>> Begin DATA FOR PROCESSING

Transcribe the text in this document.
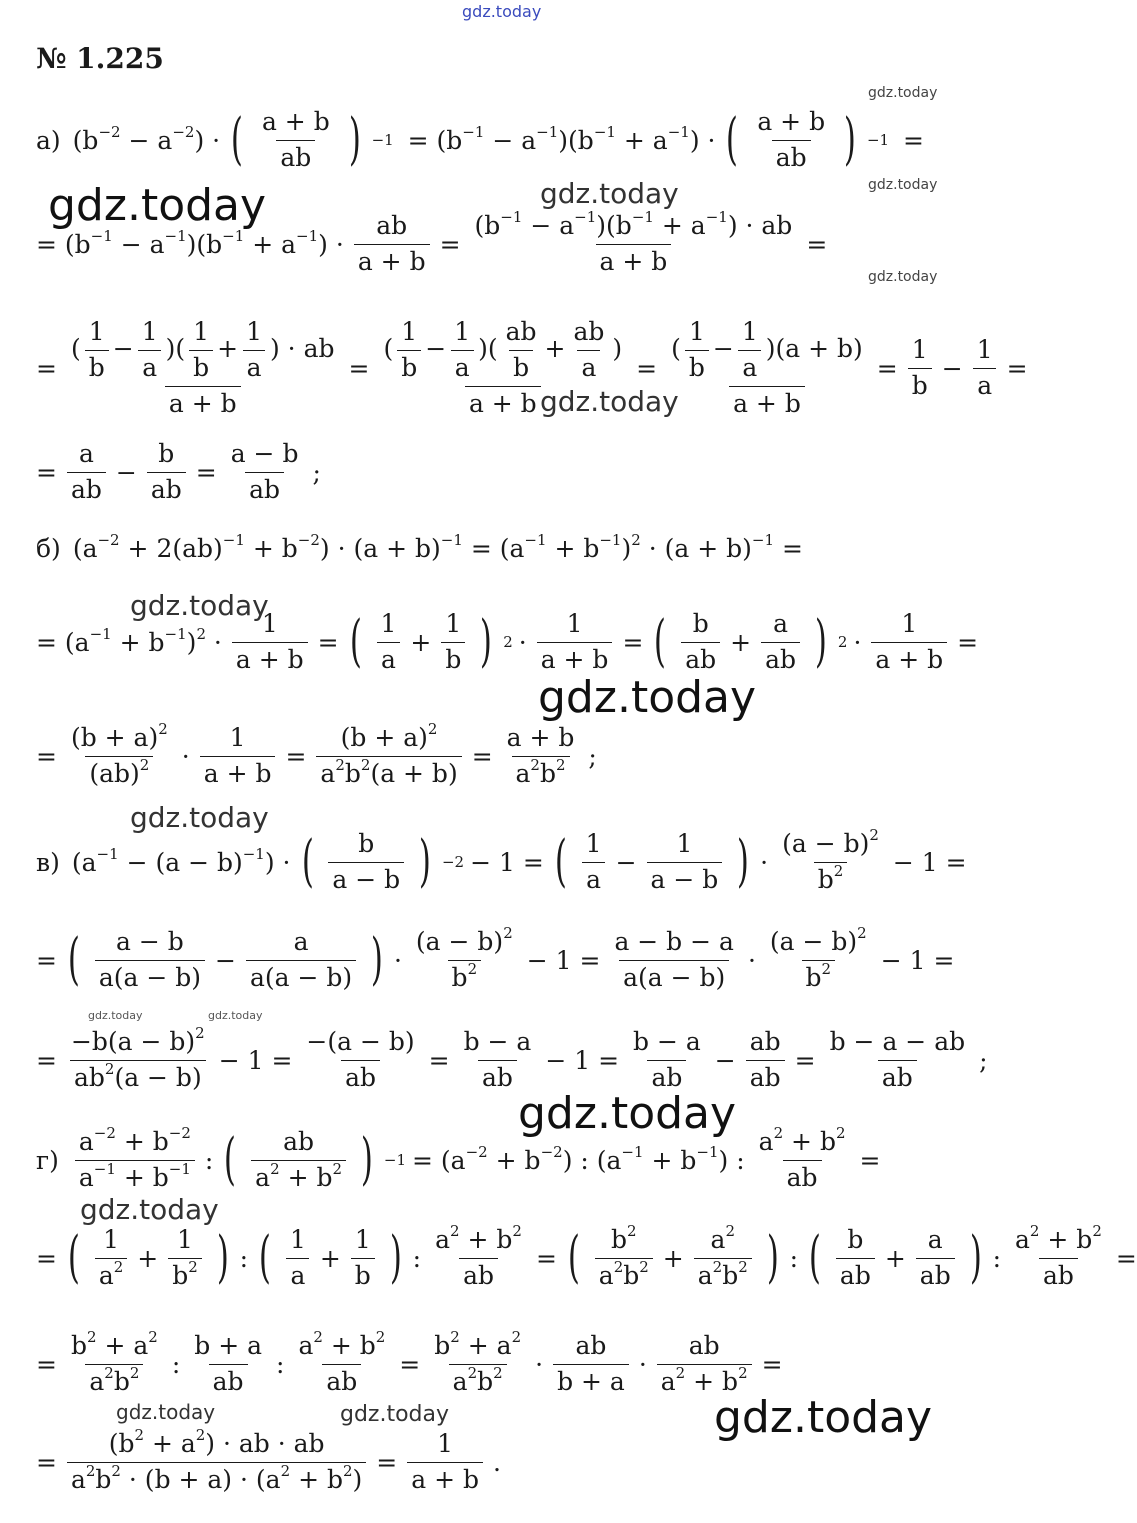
gdz.today
№ 1.225
gdz.today
а) $(b^{-2} - a^{-2})$ · ( $\frac{a + b}{ab}$ ) $-1 = (b^{-1} - a^{-1})(b^{-1} + a^{-1})$ · ( $\frac{a + b}{ab}$ ) −1 =
gdz.today
gdz.today	gdz.today
= $(b^{-1} - a^{-1})(b^{-1} + a^{-1}) \cdot \frac{ab}{a + b} = \frac{(b^{-1} - a^{-1})(b^{-1} + a^{-1}) \cdot ab}{a + b}$ =
gdz.today
= $\frac{( \frac{1}{b} - \frac{1}{a} )( \frac{1}{b} + \frac{1}{a} ) \cdot ab}{a + b} = \frac{( \frac{1}{b} - \frac{1}{a} )( \frac{ab}{b} + \frac{ab}{a} )}{a + b} = \frac{( \frac{1}{b} - \frac{1}{a} )(a + b)}{a + b} = \frac{1}{b} - \frac{1}{a}$ =
gdz.today
= $\frac{a}{ab} - \frac{b}{ab} = \frac{a - b}{ab}$ ;
б) $(a^{-2} + 2(ab)^{-1} + b^{-2}) \cdot (a + b)^{-1} = (a^{-1} + b^{-1})^2 \cdot (a + b)^{-1}$ =
gdz.today
= $(a^{-1} + b^{-1})^2 \cdot \frac{1}{a + b}$ = ( $\frac{1}{a} + \frac{1}{b}$ ) $2 \cdot \frac{1}{a + b}$ = ( $\frac{b}{ab} + \frac{a}{ab}$ ) $2 \cdot \frac{1}{a + b}$ =
gdz.today
= $\frac{(b + a)^2}{(ab)^2} \cdot \frac{1}{a + b} = \frac{(b + a)^2}{a^2b^2(a + b)} = \frac{a + b}{a^2b^2}$ ;
gdz.today
в) $(a^{-1} - (a - b)^{-1})$ · ( $\frac{b}{a - b}$ ) −2 − 1 = ( $\frac{1}{a} - \frac{1}{a - b}$ ) · $\frac{(a - b)^2}{b^2} - 1$ =
= ( $\frac{a - b}{a(a - b)} - \frac{a}{a(a - b)}$ ) · $\frac{(a - b)^2}{b^2} - 1 = \frac{a - b - a}{a(a - b)} \cdot \frac{(a - b)^2}{b^2} - 1$ =
gdz.today	gdz.today
= $\frac{-b(a - b)^2}{ab^2(a - b)} - 1 = \frac{-(a - b)}{ab} = \frac{b - a}{ab} - 1 = \frac{b - a}{ab} - \frac{ab}{ab} = \frac{b - a - ab}{ab}$ ;
gdz.today
$г) \frac{a^{-2} + b^{-2}}{a^{-1} + b^{-1}}$ : ( $\frac{ab}{a^2 + b^2}$ ) $-1 = (a^{-2} + b^{-2})$ : $(a^{-1} + b^{-1})$ : $\frac{a^2 + b^2}{ab}$ =
gdz.today
= ( $\frac{1}{a^2} + \frac{1}{b^2}$ ) : ( $\frac{1}{a} + \frac{1}{b}$ ) : $\frac{a^2 + b^2}{ab}$ = ( $\frac{b^2}{a^2b^2} + \frac{a^2}{a^2b^2}$ ) : ( $\frac{b}{ab} + \frac{a}{ab}$ ) : $\frac{a^2 + b^2}{ab}$ =
= $\frac{b^2 + a^2}{a^2b^2}$ : $\frac{b + a}{ab}$ : $\frac{a^2 + b^2}{ab} = \frac{b^2 + a^2}{a^2b^2} \cdot \frac{ab}{b + a} \cdot \frac{ab}{a^2 + b^2}$ =
gdz.today	gdz.today	gdz.today
= $\frac{(b^2 + a^2) \cdot ab \cdot ab}{a^2b^2 \cdot (b + a) \cdot (a^2 + b^2)} = \frac{1}{a + b}$ .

>> End DATA FOR PROCESSING

= REQUIRED WORK =
Leave out the pictures and return every record word for word.

= COMPLETED EXERCISE =
Transcribe the text in this document.
gdz.today
№ 1.225
gdz.today
а) $(b^{-2} - a^{-2})$ · ( $\frac{a + b}{ab}$ ) $-1 = (b^{-1} - a^{-1})(b^{-1} + a^{-1})$ · ( $\frac{a + b}{ab}$ ) −1 =
gdz.today
gdz.today	gdz.today
= $(b^{-1} - a^{-1})(b^{-1} + a^{-1}) \cdot \frac{ab}{a + b} = \frac{(b^{-1} - a^{-1})(b^{-1} + a^{-1}) \cdot ab}{a + b}$ =
gdz.today
= $\frac{( \frac{1}{b} - \frac{1}{a} )( \frac{1}{b} + \frac{1}{a} ) \cdot ab}{a + b} = \frac{( \frac{1}{b} - \frac{1}{a} )( \frac{ab}{b} + \frac{ab}{a} )}{a + b} = \frac{( \frac{1}{b} - \frac{1}{a} )(a + b)}{a + b} = \frac{1}{b} - \frac{1}{a}$ =
gdz.today
= $\frac{a}{ab} - \frac{b}{ab} = \frac{a - b}{ab}$ ;
б) $(a^{-2} + 2(ab)^{-1} + b^{-2}) \cdot (a + b)^{-1} = (a^{-1} + b^{-1})^2 \cdot (a + b)^{-1}$ =
gdz.today
= $(a^{-1} + b^{-1})^2 \cdot \frac{1}{a + b}$ = ( $\frac{1}{a} + \frac{1}{b}$ ) $2 \cdot \frac{1}{a + b}$ = ( $\frac{b}{ab} + \frac{a}{ab}$ ) $2 \cdot \frac{1}{a + b}$ =
gdz.today
= $\frac{(b + a)^2}{(ab)^2} \cdot \frac{1}{a + b} = \frac{(b + a)^2}{a^2b^2(a + b)} = \frac{a + b}{a^2b^2}$ ;
gdz.today
в) $(a^{-1} - (a - b)^{-1})$ · ( $\frac{b}{a - b}$ ) −2 − 1 = ( $\frac{1}{a} - \frac{1}{a - b}$ ) · $\frac{(a - b)^2}{b^2} - 1$ =
= ( $\frac{a - b}{a(a - b)} - \frac{a}{a(a - b)}$ ) · $\frac{(a - b)^2}{b^2} - 1 = \frac{a - b - a}{a(a - b)} \cdot \frac{(a - b)^2}{b^2} - 1$ =
gdz.today	gdz.today
= $\frac{-b(a - b)^2}{ab^2(a - b)} - 1 = \frac{-(a - b)}{ab} = \frac{b - a}{ab} - 1 = \frac{b - a}{ab} - \frac{ab}{ab} = \frac{b - a - ab}{ab}$ ;
gdz.today
$г) \frac{a^{-2} + b^{-2}}{a^{-1} + b^{-1}}$ : ( $\frac{ab}{a^2 + b^2}$ ) $-1 = (a^{-2} + b^{-2})$ : $(a^{-1} + b^{-1})$ : $\frac{a^2 + b^2}{ab}$ =
gdz.today
= ( $\frac{1}{a^2} + \frac{1}{b^2}$ ) : ( $\frac{1}{a} + \frac{1}{b}$ ) : $\frac{a^2 + b^2}{ab}$ = ( $\frac{b^2}{a^2b^2} + \frac{a^2}{a^2b^2}$ ) : ( $\frac{b}{ab} + \frac{a}{ab}$ ) : $\frac{a^2 + b^2}{ab}$ =
= $\frac{b^2 + a^2}{a^2b^2}$ : $\frac{b + a}{ab}$ : $\frac{a^2 + b^2}{ab} = \frac{b^2 + a^2}{a^2b^2} \cdot \frac{ab}{b + a} \cdot \frac{ab}{a^2 + b^2}$ =
gdz.today	gdz.today	gdz.today
= $\frac{(b^2 + a^2) \cdot ab \cdot ab}{a^2b^2 \cdot (b + a) \cdot (a^2 + b^2)} = \frac{1}{a + b}$ .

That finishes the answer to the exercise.